• [WHAT TO WORK ON]:
Go through the entries and transcribe each one exactly, dropping the pictures.
-------- SUPPLIED DATA --------
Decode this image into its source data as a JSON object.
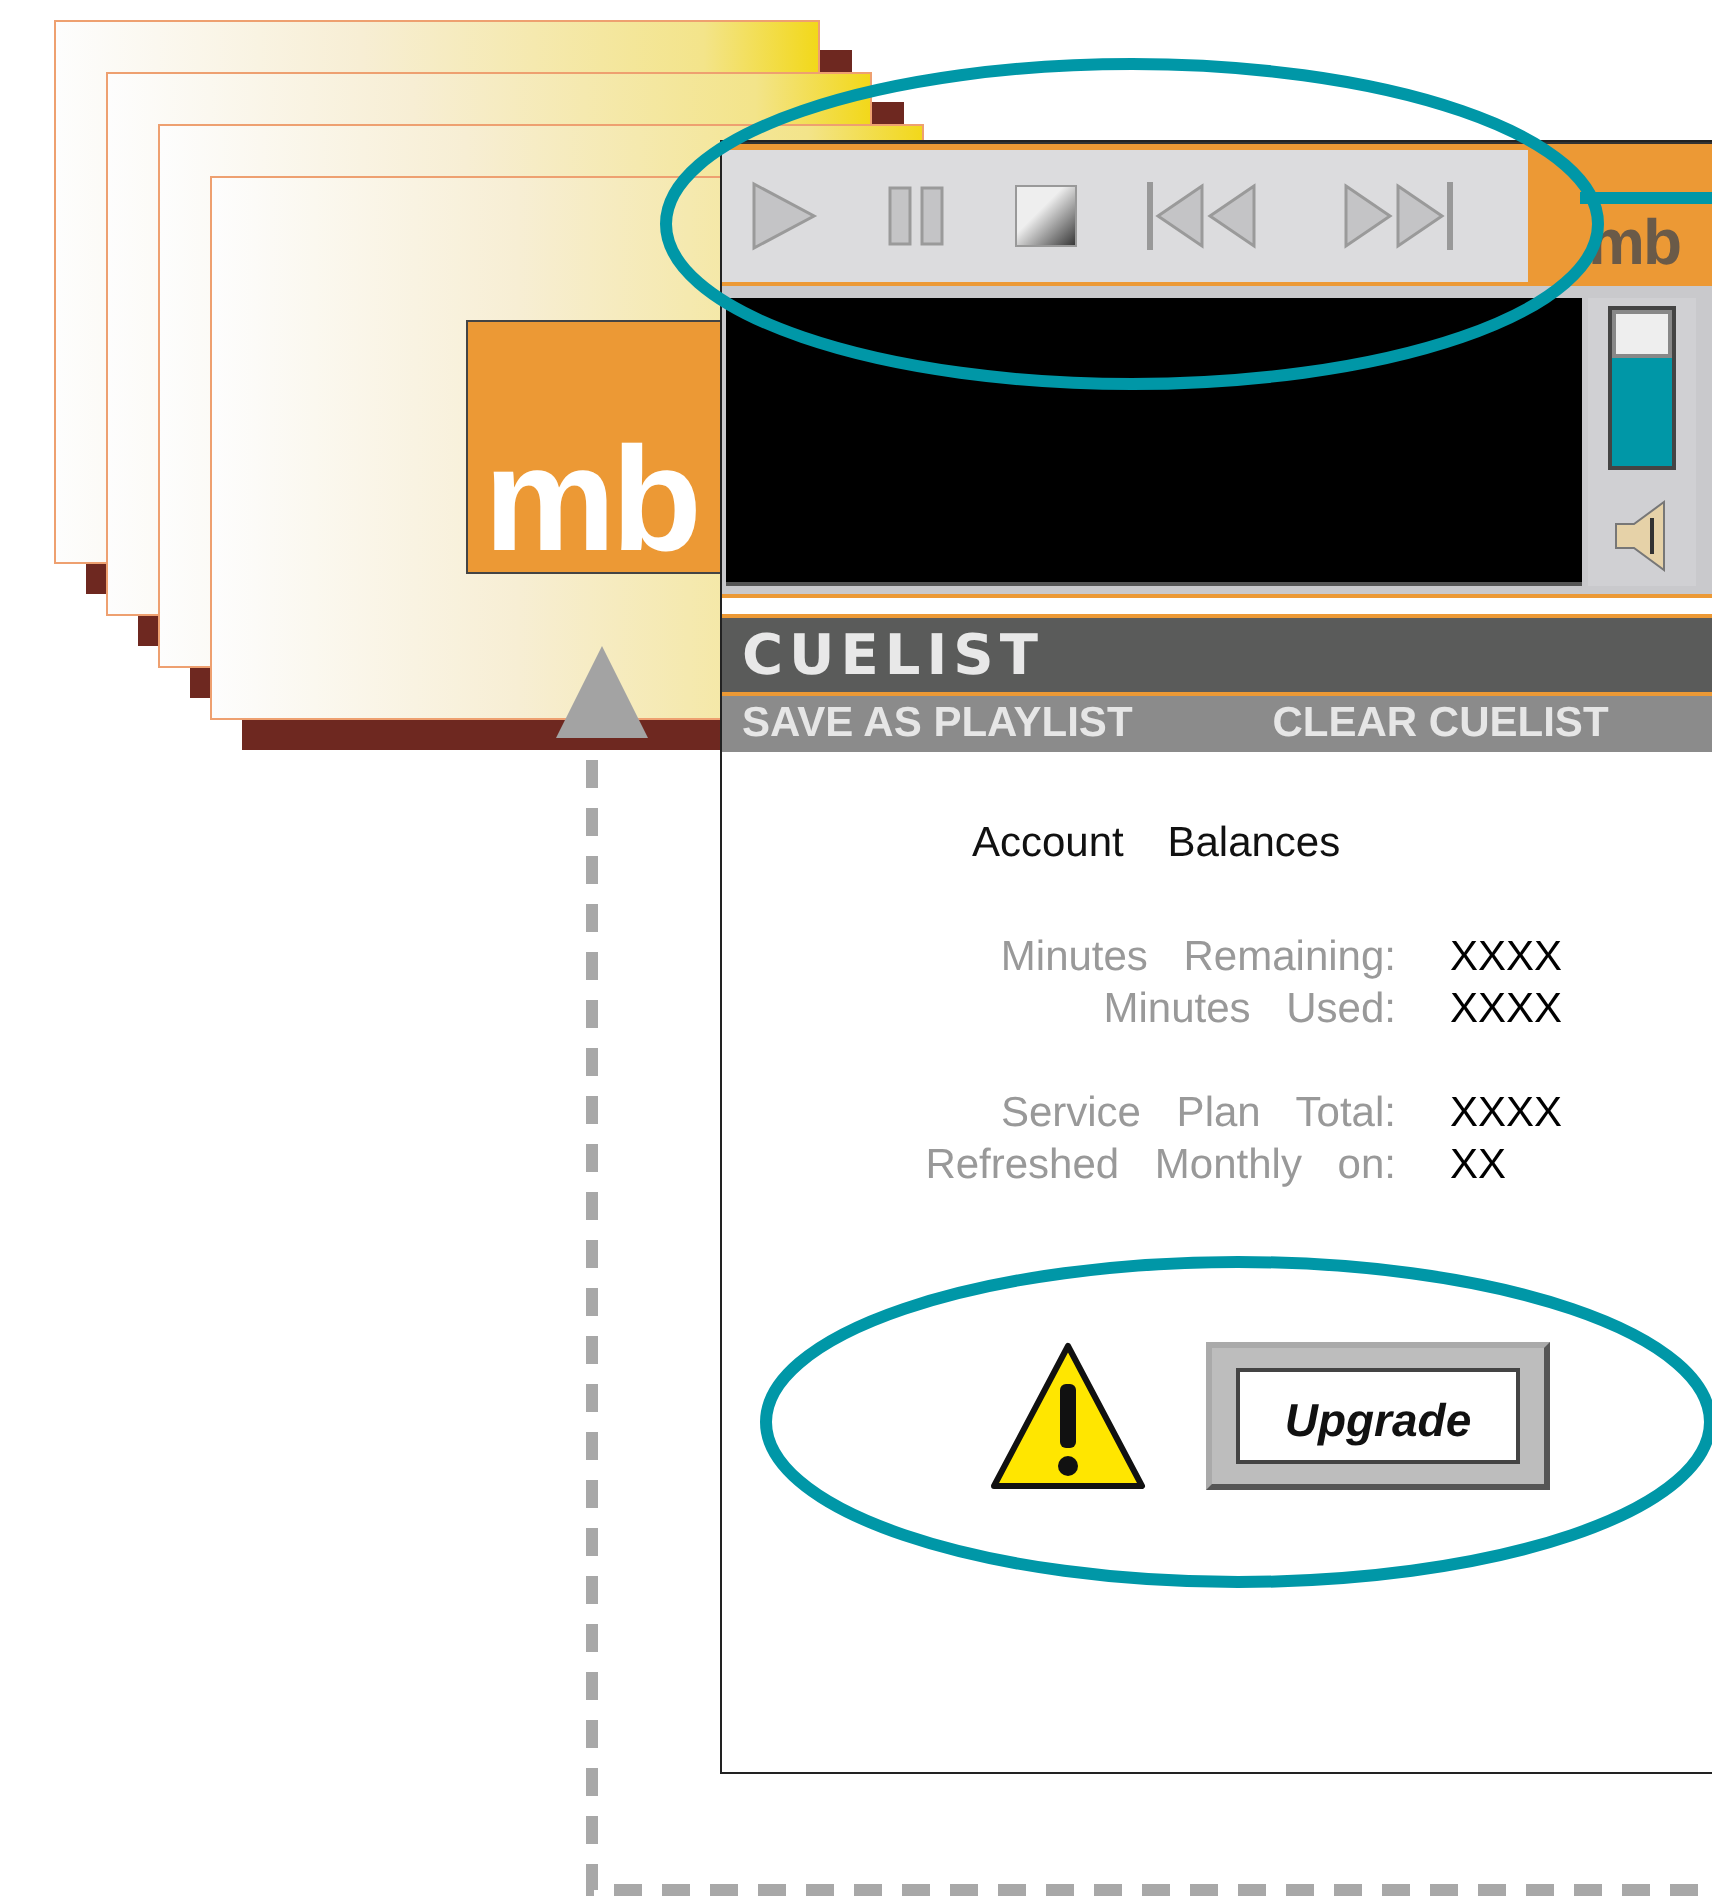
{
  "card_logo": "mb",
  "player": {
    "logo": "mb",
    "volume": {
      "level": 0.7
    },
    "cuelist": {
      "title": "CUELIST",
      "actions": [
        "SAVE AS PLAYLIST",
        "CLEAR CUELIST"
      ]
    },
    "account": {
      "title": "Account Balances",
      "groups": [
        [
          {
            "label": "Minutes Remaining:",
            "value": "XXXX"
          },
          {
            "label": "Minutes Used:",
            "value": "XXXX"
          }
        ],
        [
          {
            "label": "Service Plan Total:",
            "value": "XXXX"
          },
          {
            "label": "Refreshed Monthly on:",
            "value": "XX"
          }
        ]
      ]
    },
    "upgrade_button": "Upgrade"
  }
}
--------
• [EXPECTED OUTPUT]:
Decode this image into its source data as a JSON object.
{
  "card_logo": "mb",
  "player": {
    "logo": "mb",
    "volume": {
      "level": 0.7
    },
    "cuelist": {
      "title": "CUELIST",
      "actions": [
        "SAVE AS PLAYLIST",
        "CLEAR CUELIST"
      ]
    },
    "account": {
      "title": "Account Balances",
      "groups": [
        [
          {
            "label": "Minutes Remaining:",
            "value": "XXXX"
          },
          {
            "label": "Minutes Used:",
            "value": "XXXX"
          }
        ],
        [
          {
            "label": "Service Plan Total:",
            "value": "XXXX"
          },
          {
            "label": "Refreshed Monthly on:",
            "value": "XX"
          }
        ]
      ]
    },
    "upgrade_button": "Upgrade"
  }
}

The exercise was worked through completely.